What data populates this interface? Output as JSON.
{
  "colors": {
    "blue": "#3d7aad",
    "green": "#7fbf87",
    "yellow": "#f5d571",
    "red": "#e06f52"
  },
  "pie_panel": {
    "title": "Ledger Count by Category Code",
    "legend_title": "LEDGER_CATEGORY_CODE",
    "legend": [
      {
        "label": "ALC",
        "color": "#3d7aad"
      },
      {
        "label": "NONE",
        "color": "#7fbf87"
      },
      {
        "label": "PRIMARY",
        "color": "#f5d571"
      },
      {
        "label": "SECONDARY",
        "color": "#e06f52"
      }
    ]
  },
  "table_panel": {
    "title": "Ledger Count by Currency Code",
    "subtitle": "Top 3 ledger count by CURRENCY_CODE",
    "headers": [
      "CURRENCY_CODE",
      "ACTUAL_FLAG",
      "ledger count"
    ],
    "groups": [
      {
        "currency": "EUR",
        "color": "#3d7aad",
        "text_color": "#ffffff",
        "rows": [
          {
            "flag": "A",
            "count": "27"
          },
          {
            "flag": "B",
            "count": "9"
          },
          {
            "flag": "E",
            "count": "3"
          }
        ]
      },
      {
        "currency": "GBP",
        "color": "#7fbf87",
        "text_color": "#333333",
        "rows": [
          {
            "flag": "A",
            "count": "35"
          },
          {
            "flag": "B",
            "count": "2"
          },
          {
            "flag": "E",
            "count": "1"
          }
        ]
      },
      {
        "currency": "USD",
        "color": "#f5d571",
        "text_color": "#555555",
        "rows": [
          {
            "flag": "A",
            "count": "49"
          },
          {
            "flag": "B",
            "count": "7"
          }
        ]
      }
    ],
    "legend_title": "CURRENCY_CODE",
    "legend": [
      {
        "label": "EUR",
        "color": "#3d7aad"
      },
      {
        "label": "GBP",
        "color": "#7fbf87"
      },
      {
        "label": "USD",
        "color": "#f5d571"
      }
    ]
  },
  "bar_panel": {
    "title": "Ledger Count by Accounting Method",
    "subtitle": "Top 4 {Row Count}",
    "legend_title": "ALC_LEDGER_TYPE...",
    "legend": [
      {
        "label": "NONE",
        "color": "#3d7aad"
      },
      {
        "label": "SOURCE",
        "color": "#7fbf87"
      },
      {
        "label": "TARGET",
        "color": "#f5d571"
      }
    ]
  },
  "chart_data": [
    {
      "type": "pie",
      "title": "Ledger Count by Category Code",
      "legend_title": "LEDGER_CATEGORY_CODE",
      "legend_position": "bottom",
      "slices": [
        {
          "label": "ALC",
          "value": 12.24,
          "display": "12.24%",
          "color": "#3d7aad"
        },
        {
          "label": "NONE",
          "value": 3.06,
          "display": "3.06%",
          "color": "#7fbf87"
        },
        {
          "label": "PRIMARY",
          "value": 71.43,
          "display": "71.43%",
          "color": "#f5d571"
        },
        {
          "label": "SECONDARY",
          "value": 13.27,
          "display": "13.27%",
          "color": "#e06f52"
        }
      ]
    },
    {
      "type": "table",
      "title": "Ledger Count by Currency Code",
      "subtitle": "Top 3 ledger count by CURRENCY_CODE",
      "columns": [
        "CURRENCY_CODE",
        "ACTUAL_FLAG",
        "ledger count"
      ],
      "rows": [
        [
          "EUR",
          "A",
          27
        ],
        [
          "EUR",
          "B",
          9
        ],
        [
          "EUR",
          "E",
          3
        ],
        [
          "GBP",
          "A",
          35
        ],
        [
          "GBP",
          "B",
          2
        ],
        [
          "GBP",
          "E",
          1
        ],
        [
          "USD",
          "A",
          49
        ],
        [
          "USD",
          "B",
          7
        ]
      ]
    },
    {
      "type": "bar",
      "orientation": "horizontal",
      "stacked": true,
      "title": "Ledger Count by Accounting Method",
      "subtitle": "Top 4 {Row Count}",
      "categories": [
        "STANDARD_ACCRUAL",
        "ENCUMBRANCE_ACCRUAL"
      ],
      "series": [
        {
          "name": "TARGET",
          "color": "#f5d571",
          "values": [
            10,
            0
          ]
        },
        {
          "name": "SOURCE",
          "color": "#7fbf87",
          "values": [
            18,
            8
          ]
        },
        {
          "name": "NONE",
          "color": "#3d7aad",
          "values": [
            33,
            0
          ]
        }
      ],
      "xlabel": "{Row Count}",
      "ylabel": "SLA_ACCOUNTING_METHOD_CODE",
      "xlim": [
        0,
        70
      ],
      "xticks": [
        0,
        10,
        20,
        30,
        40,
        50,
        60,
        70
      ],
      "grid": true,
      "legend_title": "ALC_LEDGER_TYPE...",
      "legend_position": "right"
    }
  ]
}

• **Your goal**:
Retype every record above exactly as written.

• **Answer for this exercise**:
What data populates this interface? Output as JSON.
{
  "colors": {
    "blue": "#3d7aad",
    "green": "#7fbf87",
    "yellow": "#f5d571",
    "red": "#e06f52"
  },
  "pie_panel": {
    "title": "Ledger Count by Category Code",
    "legend_title": "LEDGER_CATEGORY_CODE",
    "legend": [
      {
        "label": "ALC",
        "color": "#3d7aad"
      },
      {
        "label": "NONE",
        "color": "#7fbf87"
      },
      {
        "label": "PRIMARY",
        "color": "#f5d571"
      },
      {
        "label": "SECONDARY",
        "color": "#e06f52"
      }
    ]
  },
  "table_panel": {
    "title": "Ledger Count by Currency Code",
    "subtitle": "Top 3 ledger count by CURRENCY_CODE",
    "headers": [
      "CURRENCY_CODE",
      "ACTUAL_FLAG",
      "ledger count"
    ],
    "groups": [
      {
        "currency": "EUR",
        "color": "#3d7aad",
        "text_color": "#ffffff",
        "rows": [
          {
            "flag": "A",
            "count": "27"
          },
          {
            "flag": "B",
            "count": "9"
          },
          {
            "flag": "E",
            "count": "3"
          }
        ]
      },
      {
        "currency": "GBP",
        "color": "#7fbf87",
        "text_color": "#333333",
        "rows": [
          {
            "flag": "A",
            "count": "35"
          },
          {
            "flag": "B",
            "count": "2"
          },
          {
            "flag": "E",
            "count": "1"
          }
        ]
      },
      {
        "currency": "USD",
        "color": "#f5d571",
        "text_color": "#555555",
        "rows": [
          {
            "flag": "A",
            "count": "49"
          },
          {
            "flag": "B",
            "count": "7"
          }
        ]
      }
    ],
    "legend_title": "CURRENCY_CODE",
    "legend": [
      {
        "label": "EUR",
        "color": "#3d7aad"
      },
      {
        "label": "GBP",
        "color": "#7fbf87"
      },
      {
        "label": "USD",
        "color": "#f5d571"
      }
    ]
  },
  "bar_panel": {
    "title": "Ledger Count by Accounting Method",
    "subtitle": "Top 4 {Row Count}",
    "legend_title": "ALC_LEDGER_TYPE...",
    "legend": [
      {
        "label": "NONE",
        "color": "#3d7aad"
      },
      {
        "label": "SOURCE",
        "color": "#7fbf87"
      },
      {
        "label": "TARGET",
        "color": "#f5d571"
      }
    ]
  },
  "chart_data": [
    {
      "type": "pie",
      "title": "Ledger Count by Category Code",
      "legend_title": "LEDGER_CATEGORY_CODE",
      "legend_position": "bottom",
      "slices": [
        {
          "label": "ALC",
          "value": 12.24,
          "display": "12.24%",
          "color": "#3d7aad"
        },
        {
          "label": "NONE",
          "value": 3.06,
          "display": "3.06%",
          "color": "#7fbf87"
        },
        {
          "label": "PRIMARY",
          "value": 71.43,
          "display": "71.43%",
          "color": "#f5d571"
        },
        {
          "label": "SECONDARY",
          "value": 13.27,
          "display": "13.27%",
          "color": "#e06f52"
        }
      ]
    },
    {
      "type": "table",
      "title": "Ledger Count by Currency Code",
      "subtitle": "Top 3 ledger count by CURRENCY_CODE",
      "columns": [
        "CURRENCY_CODE",
        "ACTUAL_FLAG",
        "ledger count"
      ],
      "rows": [
        [
          "EUR",
          "A",
          27
        ],
        [
          "EUR",
          "B",
          9
        ],
        [
          "EUR",
          "E",
          3
        ],
        [
          "GBP",
          "A",
          35
        ],
        [
          "GBP",
          "B",
          2
        ],
        [
          "GBP",
          "E",
          1
        ],
        [
          "USD",
          "A",
          49
        ],
        [
          "USD",
          "B",
          7
        ]
      ]
    },
    {
      "type": "bar",
      "orientation": "horizontal",
      "stacked": true,
      "title": "Ledger Count by Accounting Method",
      "subtitle": "Top 4 {Row Count}",
      "categories": [
        "STANDARD_ACCRUAL",
        "ENCUMBRANCE_ACCRUAL"
      ],
      "series": [
        {
          "name": "TARGET",
          "color": "#f5d571",
          "values": [
            10,
            0
          ]
        },
        {
          "name": "SOURCE",
          "color": "#7fbf87",
          "values": [
            18,
            8
          ]
        },
        {
          "name": "NONE",
          "color": "#3d7aad",
          "values": [
            33,
            0
          ]
        }
      ],
      "xlabel": "{Row Count}",
      "ylabel": "SLA_ACCOUNTING_METHOD_CODE",
      "xlim": [
        0,
        70
      ],
      "xticks": [
        0,
        10,
        20,
        30,
        40,
        50,
        60,
        70
      ],
      "grid": true,
      "legend_title": "ALC_LEDGER_TYPE...",
      "legend_position": "right"
    }
  ]
}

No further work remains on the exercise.